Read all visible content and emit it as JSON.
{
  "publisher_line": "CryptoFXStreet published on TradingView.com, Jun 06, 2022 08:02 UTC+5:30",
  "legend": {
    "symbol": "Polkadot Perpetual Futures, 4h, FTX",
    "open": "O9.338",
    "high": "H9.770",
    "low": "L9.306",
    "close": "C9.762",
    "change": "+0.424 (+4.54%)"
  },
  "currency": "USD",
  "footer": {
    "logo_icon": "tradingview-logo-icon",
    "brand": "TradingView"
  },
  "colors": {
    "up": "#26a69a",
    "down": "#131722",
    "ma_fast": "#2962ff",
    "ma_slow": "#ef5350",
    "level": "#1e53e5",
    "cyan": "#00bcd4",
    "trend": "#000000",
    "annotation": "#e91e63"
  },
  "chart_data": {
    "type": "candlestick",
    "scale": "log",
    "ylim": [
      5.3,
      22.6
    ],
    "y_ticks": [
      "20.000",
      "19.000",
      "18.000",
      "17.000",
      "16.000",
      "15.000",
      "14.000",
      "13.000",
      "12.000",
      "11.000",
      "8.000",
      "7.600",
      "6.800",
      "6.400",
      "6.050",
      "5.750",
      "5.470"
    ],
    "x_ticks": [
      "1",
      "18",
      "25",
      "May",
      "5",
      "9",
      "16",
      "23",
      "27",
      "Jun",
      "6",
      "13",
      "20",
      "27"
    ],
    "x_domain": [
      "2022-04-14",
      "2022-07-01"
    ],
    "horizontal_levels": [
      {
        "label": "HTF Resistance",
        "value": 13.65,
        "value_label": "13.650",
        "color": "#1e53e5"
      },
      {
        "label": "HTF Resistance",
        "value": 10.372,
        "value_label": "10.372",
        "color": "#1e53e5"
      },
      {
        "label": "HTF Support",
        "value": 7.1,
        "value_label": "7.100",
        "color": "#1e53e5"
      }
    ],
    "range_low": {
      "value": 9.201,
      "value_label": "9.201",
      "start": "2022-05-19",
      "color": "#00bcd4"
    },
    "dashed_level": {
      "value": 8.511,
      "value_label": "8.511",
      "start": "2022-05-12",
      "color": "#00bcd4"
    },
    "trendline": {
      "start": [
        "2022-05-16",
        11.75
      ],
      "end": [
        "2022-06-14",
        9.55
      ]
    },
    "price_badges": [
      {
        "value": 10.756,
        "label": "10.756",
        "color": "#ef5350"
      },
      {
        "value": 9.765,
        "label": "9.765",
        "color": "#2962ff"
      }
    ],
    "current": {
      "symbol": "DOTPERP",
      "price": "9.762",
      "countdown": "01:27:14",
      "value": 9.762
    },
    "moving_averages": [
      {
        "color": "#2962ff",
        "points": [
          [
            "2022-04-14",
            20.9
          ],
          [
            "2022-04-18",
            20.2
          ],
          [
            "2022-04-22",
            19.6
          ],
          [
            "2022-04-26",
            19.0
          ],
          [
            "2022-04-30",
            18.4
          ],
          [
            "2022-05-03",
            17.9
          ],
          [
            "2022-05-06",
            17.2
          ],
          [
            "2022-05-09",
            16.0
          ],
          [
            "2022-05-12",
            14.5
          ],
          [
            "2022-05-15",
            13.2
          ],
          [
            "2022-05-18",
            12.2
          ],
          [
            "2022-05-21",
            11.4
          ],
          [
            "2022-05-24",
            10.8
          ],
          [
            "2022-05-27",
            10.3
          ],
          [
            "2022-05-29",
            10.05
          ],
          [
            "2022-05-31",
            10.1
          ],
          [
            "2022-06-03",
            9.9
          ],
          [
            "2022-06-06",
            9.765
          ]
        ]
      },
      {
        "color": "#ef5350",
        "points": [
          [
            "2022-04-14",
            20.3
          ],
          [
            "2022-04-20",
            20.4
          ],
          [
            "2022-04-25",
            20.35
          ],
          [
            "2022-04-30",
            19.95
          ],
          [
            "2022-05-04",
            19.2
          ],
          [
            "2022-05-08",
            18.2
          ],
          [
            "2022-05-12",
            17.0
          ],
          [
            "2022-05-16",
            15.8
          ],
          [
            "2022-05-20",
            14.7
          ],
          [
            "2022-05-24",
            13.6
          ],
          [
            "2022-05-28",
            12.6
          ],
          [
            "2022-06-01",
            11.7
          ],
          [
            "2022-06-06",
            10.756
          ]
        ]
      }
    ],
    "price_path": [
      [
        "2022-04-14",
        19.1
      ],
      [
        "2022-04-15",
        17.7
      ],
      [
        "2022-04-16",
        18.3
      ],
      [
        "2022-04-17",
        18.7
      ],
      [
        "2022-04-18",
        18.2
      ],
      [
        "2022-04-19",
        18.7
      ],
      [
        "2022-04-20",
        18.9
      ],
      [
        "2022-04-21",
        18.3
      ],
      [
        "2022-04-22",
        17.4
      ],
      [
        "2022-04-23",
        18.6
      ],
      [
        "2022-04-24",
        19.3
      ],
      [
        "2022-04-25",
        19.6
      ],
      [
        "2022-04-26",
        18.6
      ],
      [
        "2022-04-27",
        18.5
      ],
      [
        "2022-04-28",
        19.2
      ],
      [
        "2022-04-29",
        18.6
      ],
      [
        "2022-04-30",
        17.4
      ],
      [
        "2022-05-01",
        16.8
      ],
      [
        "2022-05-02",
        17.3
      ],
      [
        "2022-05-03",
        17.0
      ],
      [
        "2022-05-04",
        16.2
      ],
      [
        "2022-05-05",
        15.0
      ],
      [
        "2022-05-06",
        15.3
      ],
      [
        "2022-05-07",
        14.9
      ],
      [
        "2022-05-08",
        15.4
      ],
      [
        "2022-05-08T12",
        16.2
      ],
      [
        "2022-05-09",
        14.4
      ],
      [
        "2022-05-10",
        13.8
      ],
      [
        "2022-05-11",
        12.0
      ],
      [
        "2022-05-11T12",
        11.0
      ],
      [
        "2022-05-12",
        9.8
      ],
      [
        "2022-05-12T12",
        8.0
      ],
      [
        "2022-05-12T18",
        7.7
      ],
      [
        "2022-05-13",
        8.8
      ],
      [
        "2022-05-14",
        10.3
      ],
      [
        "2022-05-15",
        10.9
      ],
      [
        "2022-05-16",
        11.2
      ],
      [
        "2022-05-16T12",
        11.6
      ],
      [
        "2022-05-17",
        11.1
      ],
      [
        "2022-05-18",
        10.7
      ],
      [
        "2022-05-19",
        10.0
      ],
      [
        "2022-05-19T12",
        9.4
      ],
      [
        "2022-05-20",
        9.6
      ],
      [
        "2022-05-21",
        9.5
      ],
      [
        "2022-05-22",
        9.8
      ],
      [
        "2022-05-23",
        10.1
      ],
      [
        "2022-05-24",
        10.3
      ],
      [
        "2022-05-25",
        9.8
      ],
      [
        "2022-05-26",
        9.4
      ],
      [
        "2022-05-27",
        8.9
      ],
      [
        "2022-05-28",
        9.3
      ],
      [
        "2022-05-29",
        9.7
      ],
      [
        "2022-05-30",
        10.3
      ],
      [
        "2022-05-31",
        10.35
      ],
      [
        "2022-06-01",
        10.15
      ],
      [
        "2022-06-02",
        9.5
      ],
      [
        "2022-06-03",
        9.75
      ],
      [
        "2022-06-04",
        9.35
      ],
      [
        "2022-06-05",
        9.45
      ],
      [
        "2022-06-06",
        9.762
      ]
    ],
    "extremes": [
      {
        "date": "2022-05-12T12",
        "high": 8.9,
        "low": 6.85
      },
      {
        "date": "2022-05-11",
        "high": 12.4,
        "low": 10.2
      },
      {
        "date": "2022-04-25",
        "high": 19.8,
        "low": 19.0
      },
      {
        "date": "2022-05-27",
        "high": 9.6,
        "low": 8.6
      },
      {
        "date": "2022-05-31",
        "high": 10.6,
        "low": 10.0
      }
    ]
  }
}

——————————

■ PROBLEM STATEMENT
Locate each line with the word "date" and copy it.

■ OUTPUT OF THE EXERCISE
        "date": "2022-05-12T12",
        "date": "2022-05-11",
        "date": "2022-04-25",
        "date": "2022-05-27",
        "date": "2022-05-31",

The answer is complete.